____ Stored data

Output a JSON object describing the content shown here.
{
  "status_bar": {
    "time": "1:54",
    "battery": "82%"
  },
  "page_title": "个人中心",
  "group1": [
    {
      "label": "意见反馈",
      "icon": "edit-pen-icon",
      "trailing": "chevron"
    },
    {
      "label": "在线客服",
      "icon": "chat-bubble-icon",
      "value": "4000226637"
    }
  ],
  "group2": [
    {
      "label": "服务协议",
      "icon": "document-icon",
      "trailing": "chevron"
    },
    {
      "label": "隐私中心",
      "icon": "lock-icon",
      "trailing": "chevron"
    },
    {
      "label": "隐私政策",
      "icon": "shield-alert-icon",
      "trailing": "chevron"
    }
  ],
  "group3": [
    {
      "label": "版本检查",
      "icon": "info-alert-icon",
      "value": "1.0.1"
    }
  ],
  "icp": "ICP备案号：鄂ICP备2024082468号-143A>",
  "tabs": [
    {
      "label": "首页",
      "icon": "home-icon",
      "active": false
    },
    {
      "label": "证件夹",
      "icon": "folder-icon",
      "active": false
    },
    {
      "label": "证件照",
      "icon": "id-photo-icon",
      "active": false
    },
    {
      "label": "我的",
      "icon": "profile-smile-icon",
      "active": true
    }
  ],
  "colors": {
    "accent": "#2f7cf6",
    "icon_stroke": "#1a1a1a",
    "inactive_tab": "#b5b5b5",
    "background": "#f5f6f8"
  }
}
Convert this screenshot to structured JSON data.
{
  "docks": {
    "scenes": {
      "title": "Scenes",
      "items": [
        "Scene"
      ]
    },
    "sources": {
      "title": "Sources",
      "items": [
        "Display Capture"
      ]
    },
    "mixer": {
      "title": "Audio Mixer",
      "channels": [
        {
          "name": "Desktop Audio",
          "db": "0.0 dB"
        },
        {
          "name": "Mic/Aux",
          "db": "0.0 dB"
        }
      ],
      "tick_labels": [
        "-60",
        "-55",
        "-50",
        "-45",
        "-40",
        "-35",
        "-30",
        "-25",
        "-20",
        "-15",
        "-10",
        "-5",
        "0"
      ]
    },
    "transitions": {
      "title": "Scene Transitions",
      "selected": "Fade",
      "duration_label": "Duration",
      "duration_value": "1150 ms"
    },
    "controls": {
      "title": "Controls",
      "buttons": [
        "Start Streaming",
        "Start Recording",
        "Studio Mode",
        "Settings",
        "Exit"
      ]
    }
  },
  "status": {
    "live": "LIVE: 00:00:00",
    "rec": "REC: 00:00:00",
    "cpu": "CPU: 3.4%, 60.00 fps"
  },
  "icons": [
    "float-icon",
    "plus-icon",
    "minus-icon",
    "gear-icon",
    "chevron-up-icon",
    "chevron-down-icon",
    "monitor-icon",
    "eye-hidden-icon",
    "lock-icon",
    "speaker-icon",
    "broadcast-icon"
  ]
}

________
____ Stored data

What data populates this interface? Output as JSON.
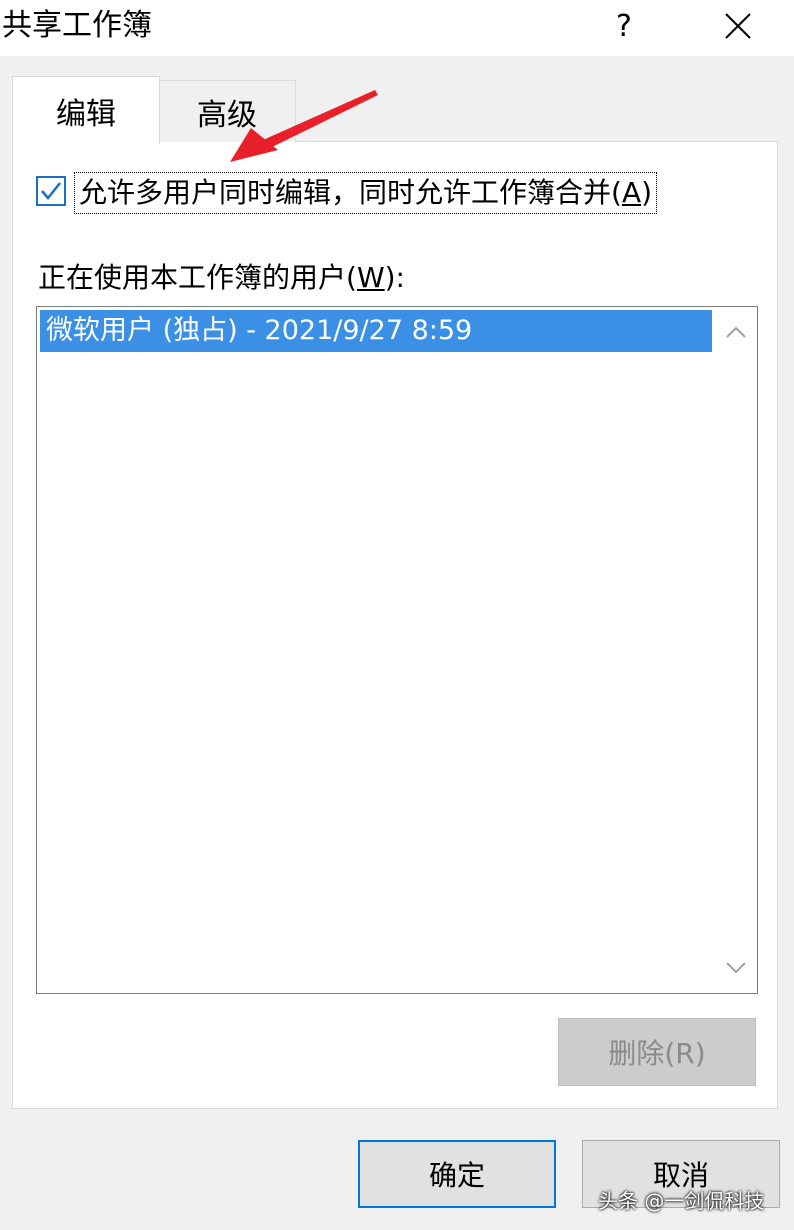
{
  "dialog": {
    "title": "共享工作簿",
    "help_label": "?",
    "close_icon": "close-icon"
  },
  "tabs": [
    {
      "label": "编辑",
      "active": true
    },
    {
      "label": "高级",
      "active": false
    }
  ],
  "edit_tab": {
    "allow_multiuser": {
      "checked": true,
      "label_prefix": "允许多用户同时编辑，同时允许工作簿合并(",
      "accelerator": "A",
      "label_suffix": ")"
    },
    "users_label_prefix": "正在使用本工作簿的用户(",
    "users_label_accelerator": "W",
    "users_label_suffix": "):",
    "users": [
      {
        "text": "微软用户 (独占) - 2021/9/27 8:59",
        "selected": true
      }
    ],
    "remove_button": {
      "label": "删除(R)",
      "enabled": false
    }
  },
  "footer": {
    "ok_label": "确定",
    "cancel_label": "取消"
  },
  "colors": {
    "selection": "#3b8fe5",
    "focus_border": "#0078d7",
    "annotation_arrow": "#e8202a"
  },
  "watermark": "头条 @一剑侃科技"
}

________
____ Stored data

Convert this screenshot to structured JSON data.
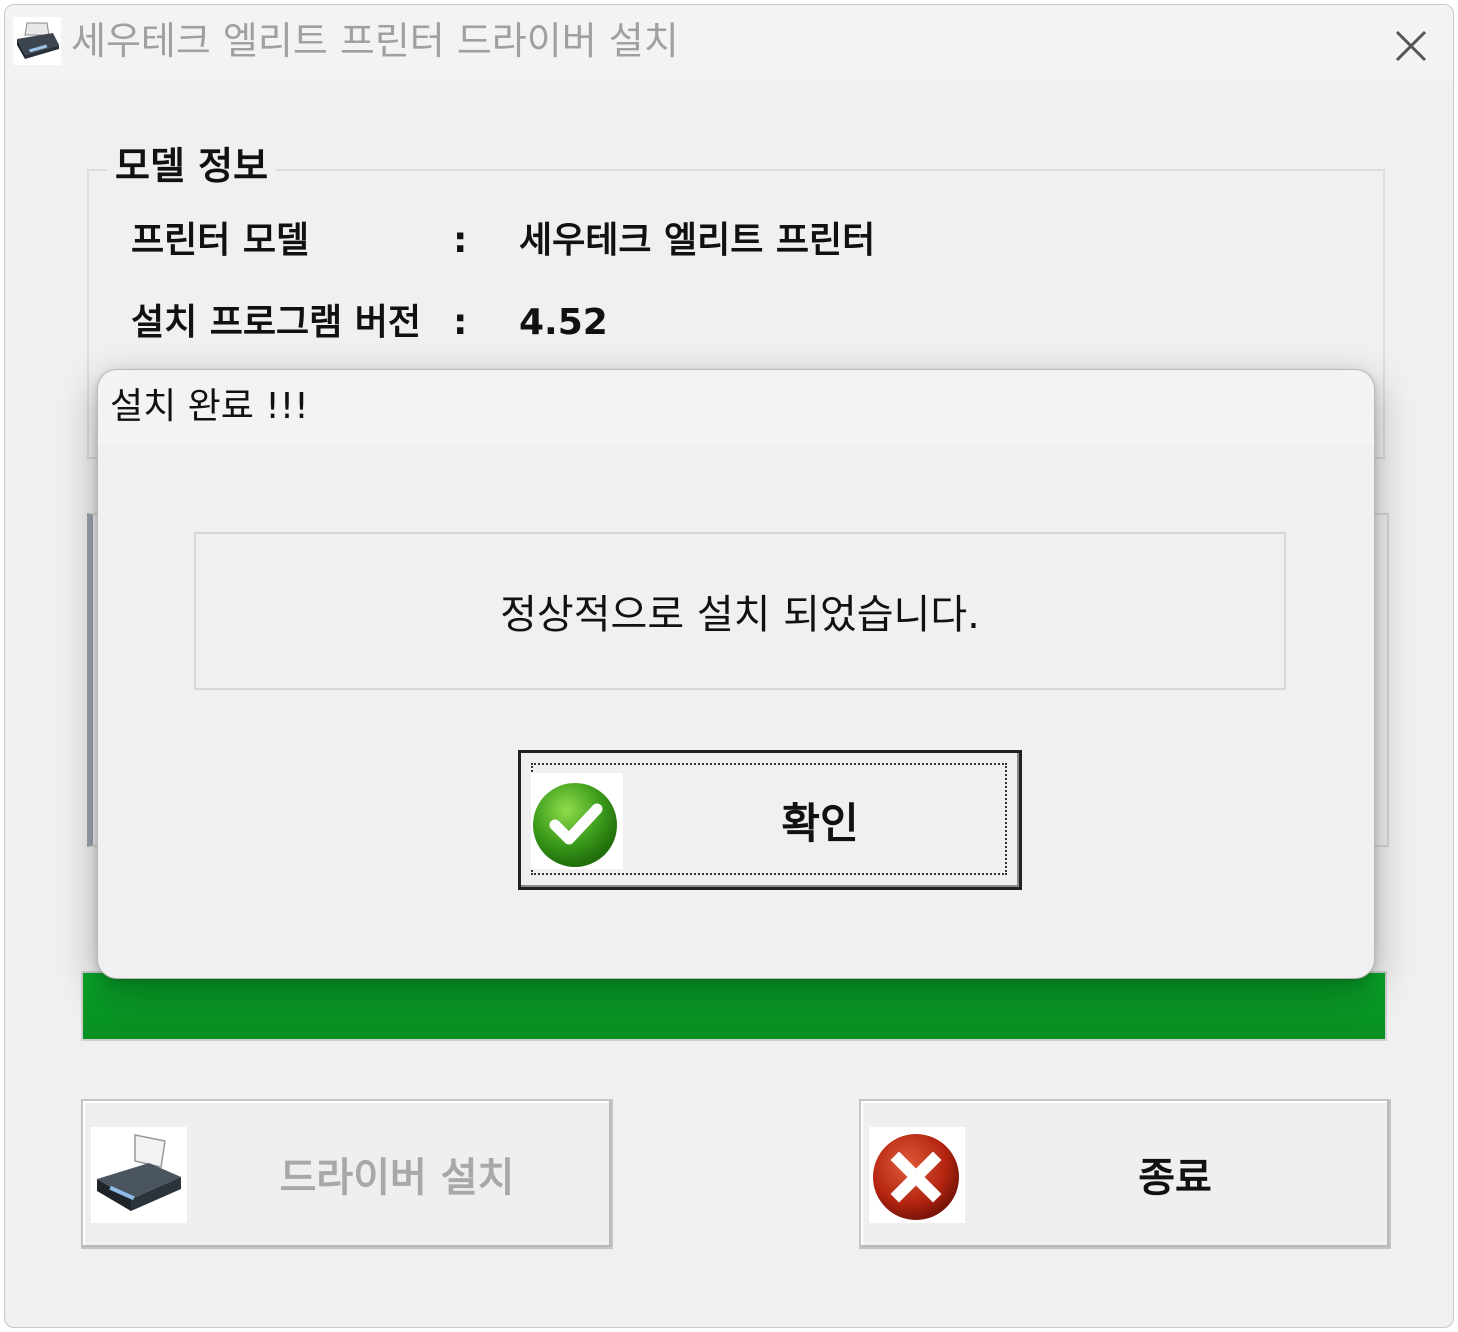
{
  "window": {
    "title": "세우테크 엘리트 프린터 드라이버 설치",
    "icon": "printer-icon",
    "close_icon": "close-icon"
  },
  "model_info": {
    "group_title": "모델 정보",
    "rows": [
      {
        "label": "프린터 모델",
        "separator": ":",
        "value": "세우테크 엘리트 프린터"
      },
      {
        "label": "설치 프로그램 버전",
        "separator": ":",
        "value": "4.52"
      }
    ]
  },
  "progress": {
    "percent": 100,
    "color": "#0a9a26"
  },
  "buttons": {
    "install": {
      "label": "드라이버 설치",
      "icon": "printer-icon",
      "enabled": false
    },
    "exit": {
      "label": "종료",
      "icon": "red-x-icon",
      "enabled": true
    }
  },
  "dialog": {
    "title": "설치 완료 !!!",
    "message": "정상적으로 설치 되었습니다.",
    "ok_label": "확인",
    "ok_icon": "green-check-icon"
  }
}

________

### Exercise description
Work out how many lines of the data hold the string "alert". Reply with that number alone.

### Exercise solution
2